[start]

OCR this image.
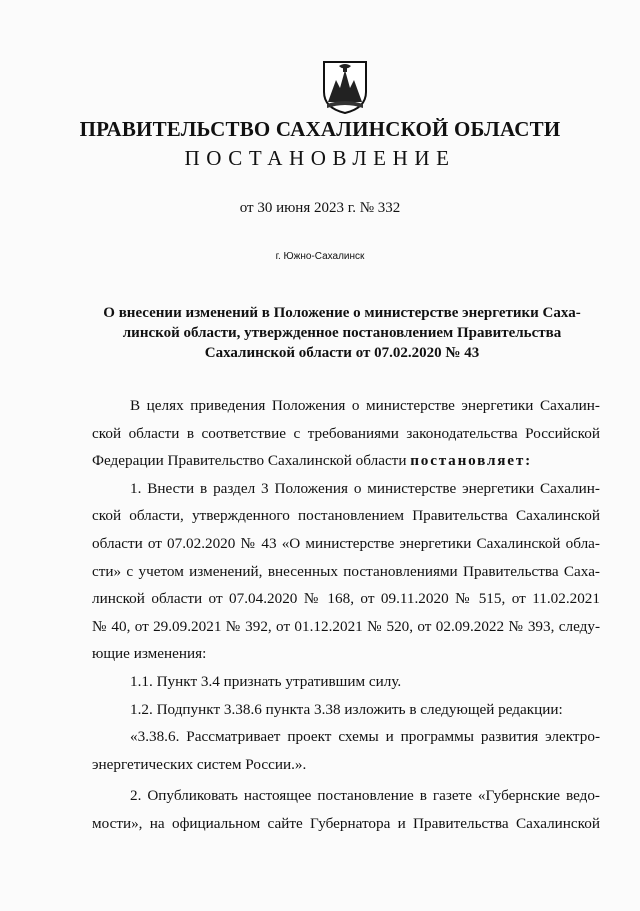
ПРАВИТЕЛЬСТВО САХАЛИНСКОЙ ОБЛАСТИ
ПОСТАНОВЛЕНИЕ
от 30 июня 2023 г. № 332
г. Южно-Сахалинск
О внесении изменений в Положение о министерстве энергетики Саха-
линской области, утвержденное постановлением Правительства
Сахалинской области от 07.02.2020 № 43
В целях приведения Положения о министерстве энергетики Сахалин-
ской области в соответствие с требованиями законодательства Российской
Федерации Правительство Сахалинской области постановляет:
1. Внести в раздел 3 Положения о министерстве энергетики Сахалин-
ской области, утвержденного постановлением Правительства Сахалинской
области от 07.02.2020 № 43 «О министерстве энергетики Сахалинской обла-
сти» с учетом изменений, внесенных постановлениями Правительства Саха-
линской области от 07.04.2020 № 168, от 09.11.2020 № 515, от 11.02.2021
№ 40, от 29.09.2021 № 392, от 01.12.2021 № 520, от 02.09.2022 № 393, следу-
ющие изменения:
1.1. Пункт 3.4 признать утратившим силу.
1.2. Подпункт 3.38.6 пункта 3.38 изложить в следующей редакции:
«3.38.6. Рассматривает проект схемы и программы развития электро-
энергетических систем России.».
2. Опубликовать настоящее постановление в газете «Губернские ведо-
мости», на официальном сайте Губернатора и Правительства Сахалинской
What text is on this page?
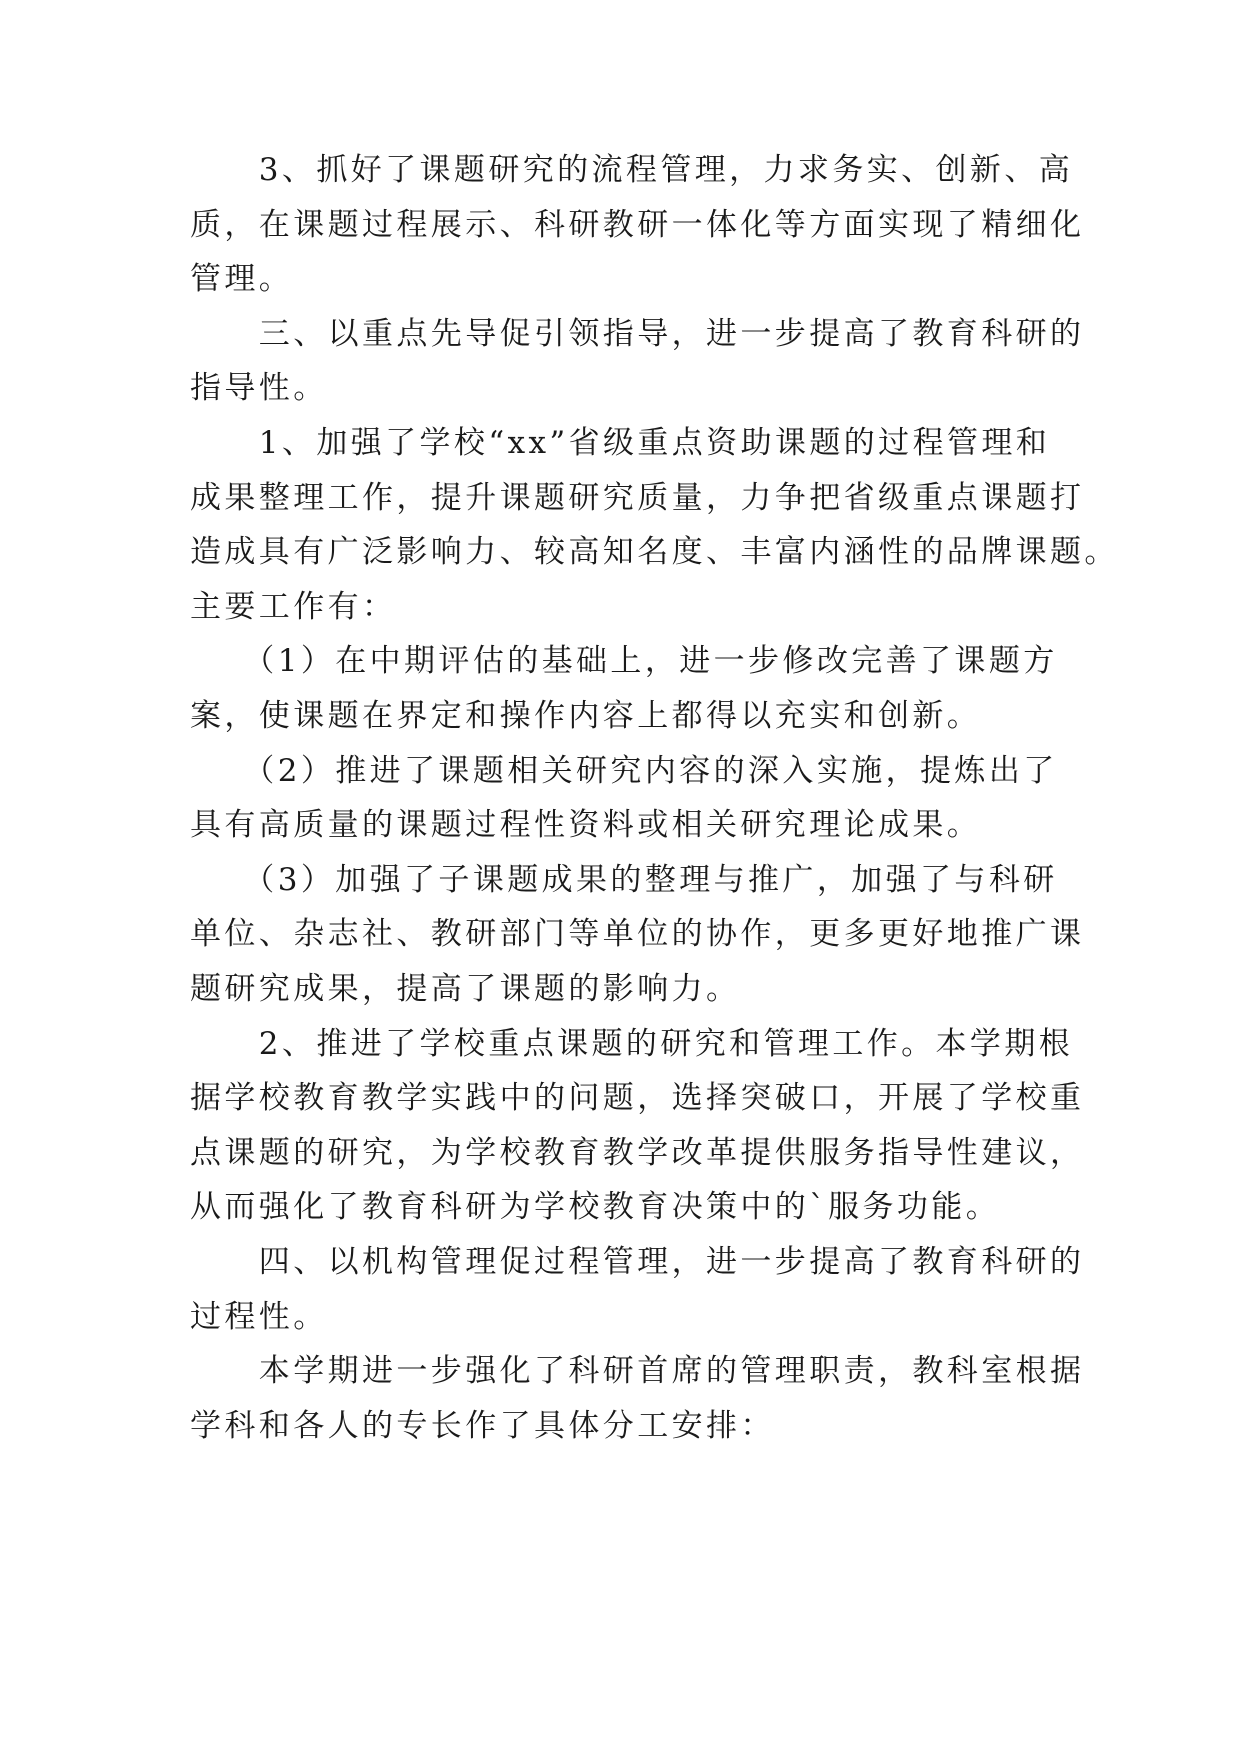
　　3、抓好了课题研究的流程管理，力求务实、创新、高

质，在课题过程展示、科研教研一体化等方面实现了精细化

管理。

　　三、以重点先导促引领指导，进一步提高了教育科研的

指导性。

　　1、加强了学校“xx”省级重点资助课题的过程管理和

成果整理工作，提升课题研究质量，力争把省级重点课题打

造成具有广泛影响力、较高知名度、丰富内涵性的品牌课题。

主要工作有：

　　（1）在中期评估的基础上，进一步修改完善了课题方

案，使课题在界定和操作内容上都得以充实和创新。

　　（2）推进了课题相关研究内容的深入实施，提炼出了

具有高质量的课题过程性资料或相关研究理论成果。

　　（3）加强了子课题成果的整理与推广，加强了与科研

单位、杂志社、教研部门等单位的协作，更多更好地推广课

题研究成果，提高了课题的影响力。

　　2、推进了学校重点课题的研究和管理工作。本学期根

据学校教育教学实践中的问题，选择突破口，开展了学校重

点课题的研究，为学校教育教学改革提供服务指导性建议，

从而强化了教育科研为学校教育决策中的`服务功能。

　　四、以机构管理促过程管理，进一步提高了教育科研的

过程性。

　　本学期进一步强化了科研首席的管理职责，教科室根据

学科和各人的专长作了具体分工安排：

[end]
[start]

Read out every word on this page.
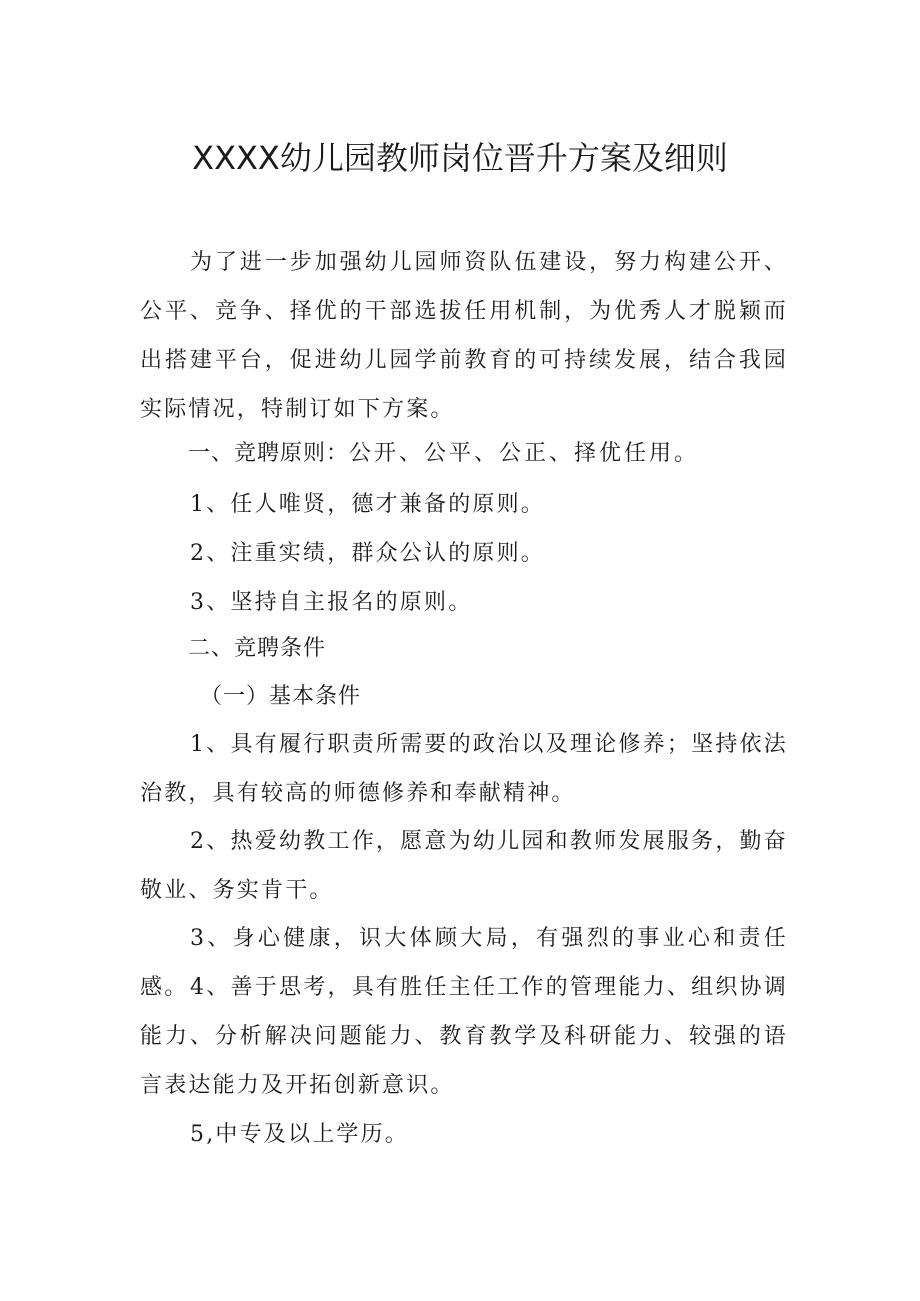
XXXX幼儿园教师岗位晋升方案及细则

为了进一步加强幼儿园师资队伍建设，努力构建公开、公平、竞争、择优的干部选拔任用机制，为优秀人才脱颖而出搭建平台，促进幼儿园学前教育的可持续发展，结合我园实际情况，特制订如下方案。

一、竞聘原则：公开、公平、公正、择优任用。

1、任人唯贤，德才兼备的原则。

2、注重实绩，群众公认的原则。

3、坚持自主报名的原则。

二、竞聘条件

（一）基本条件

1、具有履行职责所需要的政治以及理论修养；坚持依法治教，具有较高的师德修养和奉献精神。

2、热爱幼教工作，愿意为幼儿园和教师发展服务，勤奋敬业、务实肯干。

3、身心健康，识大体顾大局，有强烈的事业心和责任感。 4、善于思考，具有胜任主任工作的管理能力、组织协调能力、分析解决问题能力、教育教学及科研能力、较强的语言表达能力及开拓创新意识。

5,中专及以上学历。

[end]

__WHAT THE TASK REQUIRES__. Copy all lines from the entries that contain the word "энергетики".

__ANSWER TO THIS PROBLEM__.
О внесении изменений в Положение о министерстве энергетики Саха-
В целях приведения Положения о министерстве энергетики Сахалин-
1. Внести в раздел 3 Положения о министерстве энергетики Сахалин-
области от 07.02.2020 № 43 «О министерстве энергетики Сахалинской обла-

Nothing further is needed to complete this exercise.